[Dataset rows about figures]

****************************************

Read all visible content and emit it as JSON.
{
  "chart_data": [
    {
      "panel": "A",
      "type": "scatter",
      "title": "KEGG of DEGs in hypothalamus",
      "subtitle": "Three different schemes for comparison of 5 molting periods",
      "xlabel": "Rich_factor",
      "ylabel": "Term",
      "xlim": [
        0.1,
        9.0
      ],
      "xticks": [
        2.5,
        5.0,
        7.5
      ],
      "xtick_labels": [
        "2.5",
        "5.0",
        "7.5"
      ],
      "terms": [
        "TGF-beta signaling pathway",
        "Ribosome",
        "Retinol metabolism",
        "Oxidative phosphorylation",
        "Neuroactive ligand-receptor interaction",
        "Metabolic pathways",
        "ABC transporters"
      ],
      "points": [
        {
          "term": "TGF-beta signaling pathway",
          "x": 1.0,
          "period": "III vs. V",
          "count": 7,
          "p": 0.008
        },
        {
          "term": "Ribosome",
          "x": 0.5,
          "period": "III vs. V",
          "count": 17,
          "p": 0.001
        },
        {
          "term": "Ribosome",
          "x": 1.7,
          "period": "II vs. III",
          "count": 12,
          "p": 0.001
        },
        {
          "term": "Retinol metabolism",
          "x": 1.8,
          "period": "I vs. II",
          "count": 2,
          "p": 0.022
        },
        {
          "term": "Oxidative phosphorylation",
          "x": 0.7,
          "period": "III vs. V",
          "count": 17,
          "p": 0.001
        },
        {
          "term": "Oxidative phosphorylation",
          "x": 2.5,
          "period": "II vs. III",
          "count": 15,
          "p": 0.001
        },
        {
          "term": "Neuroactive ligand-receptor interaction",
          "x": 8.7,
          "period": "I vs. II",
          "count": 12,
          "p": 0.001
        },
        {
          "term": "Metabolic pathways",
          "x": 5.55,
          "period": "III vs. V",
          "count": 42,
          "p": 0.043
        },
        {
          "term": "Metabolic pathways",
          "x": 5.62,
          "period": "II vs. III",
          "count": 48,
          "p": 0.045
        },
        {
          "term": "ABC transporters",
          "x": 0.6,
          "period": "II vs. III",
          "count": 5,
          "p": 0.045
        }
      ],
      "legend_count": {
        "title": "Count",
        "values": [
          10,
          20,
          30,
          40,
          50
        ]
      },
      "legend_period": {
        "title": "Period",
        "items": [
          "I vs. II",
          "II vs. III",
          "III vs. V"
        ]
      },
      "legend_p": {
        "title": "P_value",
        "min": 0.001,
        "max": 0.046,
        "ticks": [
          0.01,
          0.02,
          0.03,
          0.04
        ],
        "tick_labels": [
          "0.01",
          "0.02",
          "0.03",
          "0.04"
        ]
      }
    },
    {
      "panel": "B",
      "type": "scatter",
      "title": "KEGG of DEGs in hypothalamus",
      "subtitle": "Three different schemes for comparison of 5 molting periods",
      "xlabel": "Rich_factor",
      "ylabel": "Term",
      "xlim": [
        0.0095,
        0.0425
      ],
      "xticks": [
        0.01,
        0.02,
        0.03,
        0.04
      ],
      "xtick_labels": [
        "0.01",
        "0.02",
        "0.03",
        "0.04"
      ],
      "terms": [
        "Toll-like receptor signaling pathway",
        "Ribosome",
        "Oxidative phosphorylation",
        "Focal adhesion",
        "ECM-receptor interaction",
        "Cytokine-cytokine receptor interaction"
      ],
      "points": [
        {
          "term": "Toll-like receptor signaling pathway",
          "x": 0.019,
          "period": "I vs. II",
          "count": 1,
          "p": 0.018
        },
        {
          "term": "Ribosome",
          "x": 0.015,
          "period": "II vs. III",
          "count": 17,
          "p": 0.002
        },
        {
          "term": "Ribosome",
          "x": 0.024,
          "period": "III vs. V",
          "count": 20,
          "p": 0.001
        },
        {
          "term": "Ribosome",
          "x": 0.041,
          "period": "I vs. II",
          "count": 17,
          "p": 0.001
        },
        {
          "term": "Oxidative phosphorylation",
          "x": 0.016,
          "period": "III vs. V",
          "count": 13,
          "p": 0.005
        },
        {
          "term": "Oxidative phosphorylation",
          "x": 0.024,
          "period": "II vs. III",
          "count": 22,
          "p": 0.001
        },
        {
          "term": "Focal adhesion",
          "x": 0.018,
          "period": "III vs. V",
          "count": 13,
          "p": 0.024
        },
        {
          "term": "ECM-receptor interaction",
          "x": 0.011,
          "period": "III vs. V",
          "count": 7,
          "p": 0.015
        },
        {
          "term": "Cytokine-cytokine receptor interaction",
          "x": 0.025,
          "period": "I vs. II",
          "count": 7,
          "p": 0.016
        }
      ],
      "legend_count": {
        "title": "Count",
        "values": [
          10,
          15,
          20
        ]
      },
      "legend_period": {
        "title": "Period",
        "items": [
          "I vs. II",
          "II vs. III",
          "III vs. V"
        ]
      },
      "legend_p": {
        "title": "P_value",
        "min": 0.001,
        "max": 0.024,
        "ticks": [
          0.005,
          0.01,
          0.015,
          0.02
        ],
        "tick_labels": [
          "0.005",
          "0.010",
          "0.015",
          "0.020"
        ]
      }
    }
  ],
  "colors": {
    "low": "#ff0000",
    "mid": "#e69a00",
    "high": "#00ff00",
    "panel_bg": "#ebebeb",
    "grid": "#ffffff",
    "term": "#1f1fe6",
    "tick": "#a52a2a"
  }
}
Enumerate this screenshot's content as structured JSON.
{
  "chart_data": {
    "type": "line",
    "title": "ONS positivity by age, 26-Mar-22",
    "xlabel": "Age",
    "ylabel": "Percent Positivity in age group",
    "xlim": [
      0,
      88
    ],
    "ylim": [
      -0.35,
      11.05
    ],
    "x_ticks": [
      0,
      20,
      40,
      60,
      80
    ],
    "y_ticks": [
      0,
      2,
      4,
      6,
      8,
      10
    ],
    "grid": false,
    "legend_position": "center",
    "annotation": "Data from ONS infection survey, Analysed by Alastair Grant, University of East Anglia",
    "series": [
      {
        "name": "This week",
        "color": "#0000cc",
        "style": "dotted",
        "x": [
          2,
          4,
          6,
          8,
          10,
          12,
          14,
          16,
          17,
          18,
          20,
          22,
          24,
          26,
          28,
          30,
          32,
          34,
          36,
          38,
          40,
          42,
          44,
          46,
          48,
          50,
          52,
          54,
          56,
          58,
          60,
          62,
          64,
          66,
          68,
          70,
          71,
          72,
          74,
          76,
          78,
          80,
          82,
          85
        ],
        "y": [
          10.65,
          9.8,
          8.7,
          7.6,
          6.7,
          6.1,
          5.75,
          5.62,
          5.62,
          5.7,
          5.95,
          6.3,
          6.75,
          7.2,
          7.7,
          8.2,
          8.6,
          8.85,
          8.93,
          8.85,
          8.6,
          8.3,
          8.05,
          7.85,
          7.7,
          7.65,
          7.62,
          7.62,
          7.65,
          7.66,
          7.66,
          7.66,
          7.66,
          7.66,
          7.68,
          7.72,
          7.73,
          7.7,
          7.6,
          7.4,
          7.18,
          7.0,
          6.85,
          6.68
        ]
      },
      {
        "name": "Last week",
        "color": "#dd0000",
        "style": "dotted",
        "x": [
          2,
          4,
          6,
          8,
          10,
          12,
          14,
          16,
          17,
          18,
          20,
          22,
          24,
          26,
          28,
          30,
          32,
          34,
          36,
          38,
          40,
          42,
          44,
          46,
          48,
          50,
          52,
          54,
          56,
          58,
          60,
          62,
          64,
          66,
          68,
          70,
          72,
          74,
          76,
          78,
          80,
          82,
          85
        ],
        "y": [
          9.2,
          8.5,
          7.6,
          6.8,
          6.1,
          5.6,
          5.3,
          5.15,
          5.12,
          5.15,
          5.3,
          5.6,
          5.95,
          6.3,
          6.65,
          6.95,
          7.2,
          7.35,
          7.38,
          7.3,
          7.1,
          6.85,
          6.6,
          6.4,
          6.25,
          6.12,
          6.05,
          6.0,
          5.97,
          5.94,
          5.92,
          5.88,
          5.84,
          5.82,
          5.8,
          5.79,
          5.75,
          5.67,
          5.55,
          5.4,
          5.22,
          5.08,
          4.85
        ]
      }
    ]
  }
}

****************************************

# Stated goal
Search the data above for the word "content", then gather each line in which it appears.

# Result of this exercise
Read all visible content and emit it as JSON.
Enumerate this screenshot's content as structured JSON.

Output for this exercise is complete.